* **Provided entries**:
■ ■ ■

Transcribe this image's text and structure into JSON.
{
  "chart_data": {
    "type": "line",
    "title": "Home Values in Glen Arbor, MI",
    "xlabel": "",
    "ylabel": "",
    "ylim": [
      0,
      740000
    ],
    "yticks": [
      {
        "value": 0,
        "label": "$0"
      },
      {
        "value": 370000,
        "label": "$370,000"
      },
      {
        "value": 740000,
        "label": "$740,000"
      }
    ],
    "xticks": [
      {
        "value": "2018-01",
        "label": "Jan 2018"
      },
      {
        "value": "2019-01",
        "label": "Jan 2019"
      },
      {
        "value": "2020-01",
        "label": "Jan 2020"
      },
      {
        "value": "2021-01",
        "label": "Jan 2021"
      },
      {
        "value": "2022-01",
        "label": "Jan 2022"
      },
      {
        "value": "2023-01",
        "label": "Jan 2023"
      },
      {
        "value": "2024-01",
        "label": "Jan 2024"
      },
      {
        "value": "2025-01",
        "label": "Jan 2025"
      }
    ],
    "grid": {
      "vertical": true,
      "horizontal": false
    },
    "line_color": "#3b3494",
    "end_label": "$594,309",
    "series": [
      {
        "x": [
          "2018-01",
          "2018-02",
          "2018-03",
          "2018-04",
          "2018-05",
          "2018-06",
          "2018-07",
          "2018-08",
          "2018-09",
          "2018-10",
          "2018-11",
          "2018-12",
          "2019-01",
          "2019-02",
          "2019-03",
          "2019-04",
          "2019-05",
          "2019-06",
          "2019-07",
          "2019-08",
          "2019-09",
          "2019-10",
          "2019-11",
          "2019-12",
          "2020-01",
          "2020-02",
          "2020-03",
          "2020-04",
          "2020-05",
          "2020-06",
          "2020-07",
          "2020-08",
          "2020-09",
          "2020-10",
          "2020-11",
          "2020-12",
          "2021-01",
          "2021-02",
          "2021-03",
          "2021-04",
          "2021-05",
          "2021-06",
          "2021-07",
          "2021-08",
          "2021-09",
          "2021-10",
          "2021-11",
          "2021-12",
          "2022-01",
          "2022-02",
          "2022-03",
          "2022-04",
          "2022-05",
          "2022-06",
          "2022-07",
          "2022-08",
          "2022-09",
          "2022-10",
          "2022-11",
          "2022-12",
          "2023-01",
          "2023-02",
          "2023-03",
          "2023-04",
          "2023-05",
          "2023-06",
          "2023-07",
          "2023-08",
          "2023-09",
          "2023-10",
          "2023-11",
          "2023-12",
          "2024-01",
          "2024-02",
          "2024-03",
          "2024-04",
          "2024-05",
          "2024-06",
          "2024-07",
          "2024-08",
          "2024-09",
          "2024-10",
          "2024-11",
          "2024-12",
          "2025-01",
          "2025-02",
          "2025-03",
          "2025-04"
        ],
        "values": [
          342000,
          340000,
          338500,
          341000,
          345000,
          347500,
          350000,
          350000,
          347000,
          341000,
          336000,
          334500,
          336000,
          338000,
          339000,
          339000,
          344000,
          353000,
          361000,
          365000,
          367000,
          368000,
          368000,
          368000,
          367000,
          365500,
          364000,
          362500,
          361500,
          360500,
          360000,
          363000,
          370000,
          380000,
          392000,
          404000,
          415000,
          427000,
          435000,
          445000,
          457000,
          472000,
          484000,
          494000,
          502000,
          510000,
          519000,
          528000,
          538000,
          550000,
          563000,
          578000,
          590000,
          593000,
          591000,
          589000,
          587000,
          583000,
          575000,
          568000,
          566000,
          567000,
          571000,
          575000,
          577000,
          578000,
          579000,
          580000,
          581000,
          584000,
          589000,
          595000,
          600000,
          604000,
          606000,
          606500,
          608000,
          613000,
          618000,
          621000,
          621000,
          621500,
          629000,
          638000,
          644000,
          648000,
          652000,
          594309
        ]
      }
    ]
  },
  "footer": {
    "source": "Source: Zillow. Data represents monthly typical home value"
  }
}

■ ■ ■

* **Task statement**:
Provide an exact reproduction of all the entries shown above.

* **Full output**:
Transcribe this image's text and structure into JSON.
{
  "chart_data": {
    "type": "line",
    "title": "Home Values in Glen Arbor, MI",
    "xlabel": "",
    "ylabel": "",
    "ylim": [
      0,
      740000
    ],
    "yticks": [
      {
        "value": 0,
        "label": "$0"
      },
      {
        "value": 370000,
        "label": "$370,000"
      },
      {
        "value": 740000,
        "label": "$740,000"
      }
    ],
    "xticks": [
      {
        "value": "2018-01",
        "label": "Jan 2018"
      },
      {
        "value": "2019-01",
        "label": "Jan 2019"
      },
      {
        "value": "2020-01",
        "label": "Jan 2020"
      },
      {
        "value": "2021-01",
        "label": "Jan 2021"
      },
      {
        "value": "2022-01",
        "label": "Jan 2022"
      },
      {
        "value": "2023-01",
        "label": "Jan 2023"
      },
      {
        "value": "2024-01",
        "label": "Jan 2024"
      },
      {
        "value": "2025-01",
        "label": "Jan 2025"
      }
    ],
    "grid": {
      "vertical": true,
      "horizontal": false
    },
    "line_color": "#3b3494",
    "end_label": "$594,309",
    "series": [
      {
        "x": [
          "2018-01",
          "2018-02",
          "2018-03",
          "2018-04",
          "2018-05",
          "2018-06",
          "2018-07",
          "2018-08",
          "2018-09",
          "2018-10",
          "2018-11",
          "2018-12",
          "2019-01",
          "2019-02",
          "2019-03",
          "2019-04",
          "2019-05",
          "2019-06",
          "2019-07",
          "2019-08",
          "2019-09",
          "2019-10",
          "2019-11",
          "2019-12",
          "2020-01",
          "2020-02",
          "2020-03",
          "2020-04",
          "2020-05",
          "2020-06",
          "2020-07",
          "2020-08",
          "2020-09",
          "2020-10",
          "2020-11",
          "2020-12",
          "2021-01",
          "2021-02",
          "2021-03",
          "2021-04",
          "2021-05",
          "2021-06",
          "2021-07",
          "2021-08",
          "2021-09",
          "2021-10",
          "2021-11",
          "2021-12",
          "2022-01",
          "2022-02",
          "2022-03",
          "2022-04",
          "2022-05",
          "2022-06",
          "2022-07",
          "2022-08",
          "2022-09",
          "2022-10",
          "2022-11",
          "2022-12",
          "2023-01",
          "2023-02",
          "2023-03",
          "2023-04",
          "2023-05",
          "2023-06",
          "2023-07",
          "2023-08",
          "2023-09",
          "2023-10",
          "2023-11",
          "2023-12",
          "2024-01",
          "2024-02",
          "2024-03",
          "2024-04",
          "2024-05",
          "2024-06",
          "2024-07",
          "2024-08",
          "2024-09",
          "2024-10",
          "2024-11",
          "2024-12",
          "2025-01",
          "2025-02",
          "2025-03",
          "2025-04"
        ],
        "values": [
          342000,
          340000,
          338500,
          341000,
          345000,
          347500,
          350000,
          350000,
          347000,
          341000,
          336000,
          334500,
          336000,
          338000,
          339000,
          339000,
          344000,
          353000,
          361000,
          365000,
          367000,
          368000,
          368000,
          368000,
          367000,
          365500,
          364000,
          362500,
          361500,
          360500,
          360000,
          363000,
          370000,
          380000,
          392000,
          404000,
          415000,
          427000,
          435000,
          445000,
          457000,
          472000,
          484000,
          494000,
          502000,
          510000,
          519000,
          528000,
          538000,
          550000,
          563000,
          578000,
          590000,
          593000,
          591000,
          589000,
          587000,
          583000,
          575000,
          568000,
          566000,
          567000,
          571000,
          575000,
          577000,
          578000,
          579000,
          580000,
          581000,
          584000,
          589000,
          595000,
          600000,
          604000,
          606000,
          606500,
          608000,
          613000,
          618000,
          621000,
          621000,
          621500,
          629000,
          638000,
          644000,
          648000,
          652000,
          594309
        ]
      }
    ]
  },
  "footer": {
    "source": "Source: Zillow. Data represents monthly typical home value"
  }
}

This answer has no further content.